[Region and label listings]
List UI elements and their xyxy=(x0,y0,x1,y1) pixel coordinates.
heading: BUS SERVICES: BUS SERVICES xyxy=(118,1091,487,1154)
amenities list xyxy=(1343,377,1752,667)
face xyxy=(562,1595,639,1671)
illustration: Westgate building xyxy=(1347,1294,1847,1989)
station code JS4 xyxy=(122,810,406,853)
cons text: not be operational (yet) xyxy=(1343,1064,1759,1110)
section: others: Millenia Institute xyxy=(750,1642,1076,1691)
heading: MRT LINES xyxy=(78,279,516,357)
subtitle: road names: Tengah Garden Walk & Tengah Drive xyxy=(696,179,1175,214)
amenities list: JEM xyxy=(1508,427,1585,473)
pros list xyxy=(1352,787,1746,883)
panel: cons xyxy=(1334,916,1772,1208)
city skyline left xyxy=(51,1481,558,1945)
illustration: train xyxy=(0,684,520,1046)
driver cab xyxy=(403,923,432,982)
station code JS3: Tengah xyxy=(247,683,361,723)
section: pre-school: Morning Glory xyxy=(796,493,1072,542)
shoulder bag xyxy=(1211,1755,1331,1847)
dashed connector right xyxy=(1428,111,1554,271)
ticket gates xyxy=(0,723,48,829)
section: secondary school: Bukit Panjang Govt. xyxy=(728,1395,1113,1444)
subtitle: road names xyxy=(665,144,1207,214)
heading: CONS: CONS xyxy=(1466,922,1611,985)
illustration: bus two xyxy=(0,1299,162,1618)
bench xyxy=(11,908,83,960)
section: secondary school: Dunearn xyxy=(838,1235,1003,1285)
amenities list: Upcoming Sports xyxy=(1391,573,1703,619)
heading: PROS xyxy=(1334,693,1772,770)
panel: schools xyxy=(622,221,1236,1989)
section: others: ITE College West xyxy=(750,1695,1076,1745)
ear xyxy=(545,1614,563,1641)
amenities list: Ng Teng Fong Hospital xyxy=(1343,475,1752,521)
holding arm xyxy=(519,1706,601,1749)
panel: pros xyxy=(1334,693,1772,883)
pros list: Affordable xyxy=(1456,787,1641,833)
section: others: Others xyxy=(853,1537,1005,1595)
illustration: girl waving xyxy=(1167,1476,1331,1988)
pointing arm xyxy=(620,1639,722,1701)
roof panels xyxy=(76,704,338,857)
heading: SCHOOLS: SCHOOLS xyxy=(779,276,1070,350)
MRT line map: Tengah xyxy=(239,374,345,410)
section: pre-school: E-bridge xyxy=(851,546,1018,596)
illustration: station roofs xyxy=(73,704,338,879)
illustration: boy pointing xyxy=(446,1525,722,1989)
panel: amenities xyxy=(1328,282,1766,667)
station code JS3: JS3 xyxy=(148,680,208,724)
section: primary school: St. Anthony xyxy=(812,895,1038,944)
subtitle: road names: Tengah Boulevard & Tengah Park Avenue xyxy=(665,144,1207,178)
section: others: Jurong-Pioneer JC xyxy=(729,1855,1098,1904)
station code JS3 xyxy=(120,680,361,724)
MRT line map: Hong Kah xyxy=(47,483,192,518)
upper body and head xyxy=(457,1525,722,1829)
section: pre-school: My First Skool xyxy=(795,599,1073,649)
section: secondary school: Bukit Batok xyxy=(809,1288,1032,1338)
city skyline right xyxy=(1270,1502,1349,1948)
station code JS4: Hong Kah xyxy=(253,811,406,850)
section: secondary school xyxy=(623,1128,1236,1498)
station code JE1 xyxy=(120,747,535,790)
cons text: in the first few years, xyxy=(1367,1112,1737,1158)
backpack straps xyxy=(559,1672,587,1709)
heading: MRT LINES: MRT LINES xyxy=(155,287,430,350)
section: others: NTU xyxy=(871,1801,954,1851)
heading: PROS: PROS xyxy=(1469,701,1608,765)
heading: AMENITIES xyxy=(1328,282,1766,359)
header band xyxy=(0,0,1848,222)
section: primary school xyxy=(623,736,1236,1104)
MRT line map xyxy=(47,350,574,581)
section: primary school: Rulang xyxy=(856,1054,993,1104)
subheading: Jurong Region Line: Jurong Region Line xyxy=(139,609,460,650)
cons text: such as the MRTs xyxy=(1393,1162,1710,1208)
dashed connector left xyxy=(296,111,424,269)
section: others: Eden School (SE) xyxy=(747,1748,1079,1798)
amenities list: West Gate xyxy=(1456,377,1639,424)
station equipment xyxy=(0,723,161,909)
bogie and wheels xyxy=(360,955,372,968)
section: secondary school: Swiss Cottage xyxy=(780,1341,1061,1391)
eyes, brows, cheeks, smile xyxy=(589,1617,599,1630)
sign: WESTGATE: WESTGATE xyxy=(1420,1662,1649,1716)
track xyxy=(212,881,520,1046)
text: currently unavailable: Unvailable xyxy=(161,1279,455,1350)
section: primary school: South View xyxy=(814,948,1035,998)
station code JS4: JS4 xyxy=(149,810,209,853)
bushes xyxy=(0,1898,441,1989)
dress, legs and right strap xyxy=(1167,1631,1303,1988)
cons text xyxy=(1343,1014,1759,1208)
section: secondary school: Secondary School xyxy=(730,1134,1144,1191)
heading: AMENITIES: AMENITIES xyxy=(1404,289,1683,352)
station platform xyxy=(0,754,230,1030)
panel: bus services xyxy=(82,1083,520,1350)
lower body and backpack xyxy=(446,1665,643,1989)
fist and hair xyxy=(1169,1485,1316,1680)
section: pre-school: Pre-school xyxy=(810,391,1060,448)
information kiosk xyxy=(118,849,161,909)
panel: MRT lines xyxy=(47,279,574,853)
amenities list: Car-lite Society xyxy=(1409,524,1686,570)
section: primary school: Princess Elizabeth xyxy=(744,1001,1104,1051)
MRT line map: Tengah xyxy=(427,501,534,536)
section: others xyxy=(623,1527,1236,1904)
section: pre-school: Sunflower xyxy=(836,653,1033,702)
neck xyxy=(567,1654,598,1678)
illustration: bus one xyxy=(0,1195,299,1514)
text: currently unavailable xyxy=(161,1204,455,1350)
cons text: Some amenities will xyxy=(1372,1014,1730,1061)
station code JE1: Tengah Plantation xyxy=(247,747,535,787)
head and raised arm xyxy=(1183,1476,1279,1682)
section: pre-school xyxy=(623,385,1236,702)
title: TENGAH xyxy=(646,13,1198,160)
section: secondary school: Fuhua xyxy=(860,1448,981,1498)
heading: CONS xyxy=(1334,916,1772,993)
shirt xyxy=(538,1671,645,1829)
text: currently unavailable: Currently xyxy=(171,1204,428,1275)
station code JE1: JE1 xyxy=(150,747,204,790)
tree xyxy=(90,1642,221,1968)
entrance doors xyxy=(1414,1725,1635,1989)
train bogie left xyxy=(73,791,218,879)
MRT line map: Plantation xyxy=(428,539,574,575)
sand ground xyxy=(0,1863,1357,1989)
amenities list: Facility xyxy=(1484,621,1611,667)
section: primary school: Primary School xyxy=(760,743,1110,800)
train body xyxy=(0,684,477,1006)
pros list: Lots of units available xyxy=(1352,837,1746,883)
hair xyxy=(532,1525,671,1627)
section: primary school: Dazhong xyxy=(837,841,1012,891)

Given request
Could you output every line of the records above as a Markdown table with the columns "No." and "Line", numbering the rows in order and leaving out any blank lines?

Result
| No. | Line |
|---|---|
| 1 | List UI elements and their xyxy=(x0,y0,x1,y1) pixel coordinates. |
| 2 | heading: BUS SERVICES: BUS SERVICES xyxy=(118,1091,487,1154) |
| 3 | amenities list xyxy=(1343,377,1752,667) |
| 4 | face xyxy=(562,1595,639,1671) |
| 5 | illustration: Westgate building xyxy=(1347,1294,1847,1989) |
| 6 | station code JS4 xyxy=(122,810,406,853) |
| 7 | cons text: not be operational (yet) xyxy=(1343,1064,1759,1110) |
| 8 | section: others: Millenia Institute xyxy=(750,1642,1076,1691) |
| 9 | heading: MRT LINES xyxy=(78,279,516,357) |
| 10 | subtitle: road names: Tengah Garden Walk & Tengah Drive xyxy=(696,179,1175,214) |
| 11 | amenities list: JEM xyxy=(1508,427,1585,473) |
| 12 | pros list xyxy=(1352,787,1746,883) |
| 13 | panel: cons xyxy=(1334,916,1772,1208) |
| 14 | city skyline left xyxy=(51,1481,558,1945) |
| 15 | illustration: train xyxy=(0,684,520,1046) |
| 16 | driver cab xyxy=(403,923,432,982) |
| 17 | station code JS3: Tengah xyxy=(247,683,361,723) |
| 18 | section: pre-school: Morning Glory xyxy=(796,493,1072,542) |
| 19 | shoulder bag xyxy=(1211,1755,1331,1847) |
| 20 | dashed connector right xyxy=(1428,111,1554,271) |
| 21 | ticket gates xyxy=(0,723,48,829) |
| 22 | section: secondary school: Bukit Panjang Govt. xyxy=(728,1395,1113,1444) |
| 23 | subtitle: road names xyxy=(665,144,1207,214) |
| 24 | heading: CONS: CONS xyxy=(1466,922,1611,985) |
| 25 | illustration: bus two xyxy=(0,1299,162,1618) |
| 26 | bench xyxy=(11,908,83,960) |
| 27 | section: secondary school: Dunearn xyxy=(838,1235,1003,1285) |
| 28 | amenities list: Upcoming Sports xyxy=(1391,573,1703,619) |
| 29 | heading: PROS xyxy=(1334,693,1772,770) |
| 30 | panel: schools xyxy=(622,221,1236,1989) |
| 31 | section: others: ITE College West xyxy=(750,1695,1076,1745) |
| 32 | ear xyxy=(545,1614,563,1641) |
| 33 | amenities list: Ng Teng Fong Hospital xyxy=(1343,475,1752,521) |
| 34 | holding arm xyxy=(519,1706,601,1749) |
| 35 | panel: pros xyxy=(1334,693,1772,883) |
| 36 | pros list: Affordable xyxy=(1456,787,1641,833) |
| 37 | section: others: Others xyxy=(853,1537,1005,1595) |
| 38 | illustration: girl waving xyxy=(1167,1476,1331,1988) |
| 39 | pointing arm xyxy=(620,1639,722,1701) |
| 40 | roof panels xyxy=(76,704,338,857) |
| 41 | heading: SCHOOLS: SCHOOLS xyxy=(779,276,1070,350) |
| 42 | MRT line map: Tengah xyxy=(239,374,345,410) |
| 43 | section: pre-school: E-bridge xyxy=(851,546,1018,596) |
| 44 | illustration: station roofs xyxy=(73,704,338,879) |
| 45 | illustration: boy pointing xyxy=(446,1525,722,1989) |
| 46 | panel: amenities xyxy=(1328,282,1766,667) |
| 47 | station code JS3: JS3 xyxy=(148,680,208,724) |
| 48 | section: primary school: St. Anthony xyxy=(812,895,1038,944) |
| 49 | subtitle: road names: Tengah Boulevard & Tengah Park Avenue xyxy=(665,144,1207,178) |
| 50 | section: others: Jurong-Pioneer JC xyxy=(729,1855,1098,1904) |
| 51 | station code JS3 xyxy=(120,680,361,724) |
| 52 | MRT line map: Hong Kah xyxy=(47,483,192,518) |
| 53 | upper body and head xyxy=(457,1525,722,1829) |
| 54 | section: pre-school: My First Skool xyxy=(795,599,1073,649) |
| 55 | section: secondary school: Bukit Batok xyxy=(809,1288,1032,1338) |
| 56 | city skyline right xyxy=(1270,1502,1349,1948) |
| 57 | station code JS4: Hong Kah xyxy=(253,811,406,850) |
| 58 | section: secondary school xyxy=(623,1128,1236,1498) |
| 59 | station code JE1 xyxy=(120,747,535,790) |
| 60 | cons text: in the first few years, xyxy=(1367,1112,1737,1158) |
| 61 | backpack straps xyxy=(559,1672,587,1709) |
| 62 | heading: MRT LINES: MRT LINES xyxy=(155,287,430,350) |
| 63 | section: others: NTU xyxy=(871,1801,954,1851) |
| 64 | heading: PROS: PROS xyxy=(1469,701,1608,765) |
| 65 | heading: AMENITIES xyxy=(1328,282,1766,359) |
| 66 | header band xyxy=(0,0,1848,222) |
| 67 | section: primary school xyxy=(623,736,1236,1104) |
| 68 | MRT line map xyxy=(47,350,574,581) |
| 69 | section: primary school: Rulang xyxy=(856,1054,993,1104) |
| 70 | subheading: Jurong Region Line: Jurong Region Line xyxy=(139,609,460,650) |
| 71 | cons text: such as the MRTs xyxy=(1393,1162,1710,1208) |
| 72 | dashed connector left xyxy=(296,111,424,269) |
| 73 | section: others: Eden School (SE) xyxy=(747,1748,1079,1798) |
| 74 | amenities list: West Gate xyxy=(1456,377,1639,424) |
| 75 | station equipment xyxy=(0,723,161,909) |
| 76 | bogie and wheels xyxy=(360,955,372,968) |
| 77 | section: secondary school: Swiss Cottage xyxy=(780,1341,1061,1391) |
| 78 | eyes, brows, cheeks, smile xyxy=(589,1617,599,1630) |
| 79 | sign: WESTGATE: WESTGATE xyxy=(1420,1662,1649,1716) |
| 80 | track xyxy=(212,881,520,1046) |
| 81 | text: currently unavailable: Unvailable xyxy=(161,1279,455,1350) |
| 82 | section: primary school: South View xyxy=(814,948,1035,998) |
| 83 | station code JS4: JS4 xyxy=(149,810,209,853) |
| 84 | bushes xyxy=(0,1898,441,1989) |
| 85 | dress, legs and right strap xyxy=(1167,1631,1303,1988) |
| 86 | cons text xyxy=(1343,1014,1759,1208) |
| 87 | section: secondary school: Secondary School xyxy=(730,1134,1144,1191) |
| 88 | heading: AMENITIES: AMENITIES xyxy=(1404,289,1683,352) |
| 89 | station platform xyxy=(0,754,230,1030) |
| 90 | panel: bus services xyxy=(82,1083,520,1350) |
| 91 | lower body and backpack xyxy=(446,1665,643,1989) |
| 92 | fist and hair xyxy=(1169,1485,1316,1680) |
| 93 | section: pre-school: Pre-school xyxy=(810,391,1060,448) |
| 94 | information kiosk xyxy=(118,849,161,909) |
| 95 | panel: MRT lines xyxy=(47,279,574,853) |
| 96 | amenities list: Car-lite Society xyxy=(1409,524,1686,570) |
| 97 | section: primary school: Princess Elizabeth xyxy=(744,1001,1104,1051) |
| 98 | MRT line map: Tengah xyxy=(427,501,534,536) |
| 99 | section: others xyxy=(623,1527,1236,1904) |
| 100 | section: pre-school: Sunflower xyxy=(836,653,1033,702) |
| 101 | neck xyxy=(567,1654,598,1678) |
| 102 | illustration: bus one xyxy=(0,1195,299,1514) |
| 103 | text: currently unavailable xyxy=(161,1204,455,1350) |
| 104 | cons text: Some amenities will xyxy=(1372,1014,1730,1061) |
| 105 | station code JE1: Tengah Plantation xyxy=(247,747,535,787) |
| 106 | head and raised arm xyxy=(1183,1476,1279,1682) |
| 107 | section: pre-school xyxy=(623,385,1236,702) |
| 108 | title: TENGAH xyxy=(646,13,1198,160) |
| 109 | section: secondary school: Fuhua xyxy=(860,1448,981,1498) |
| 110 | heading: CONS xyxy=(1334,916,1772,993) |
| 111 | shirt xyxy=(538,1671,645,1829) |
| 112 | text: currently unavailable: Currently xyxy=(171,1204,428,1275) |
| 113 | station code JE1: JE1 xyxy=(150,747,204,790) |
| 114 | tree xyxy=(90,1642,221,1968) |
| 115 | entrance doors xyxy=(1414,1725,1635,1989) |
| 116 | train bogie left xyxy=(73,791,218,879) |
| 117 | MRT line map: Plantation xyxy=(428,539,574,575) |
| 118 | sand ground xyxy=(0,1863,1357,1989) |
| 119 | amenities list: Facility xyxy=(1484,621,1611,667) |
| 120 | section: primary school: Primary School xyxy=(760,743,1110,800) |
| 121 | train body xyxy=(0,684,477,1006) |
| 122 | pros list: Lots of units available xyxy=(1352,837,1746,883) |
| 123 | hair xyxy=(532,1525,671,1627) |
| 124 | section: primary school: Dazhong xyxy=(837,841,1012,891) |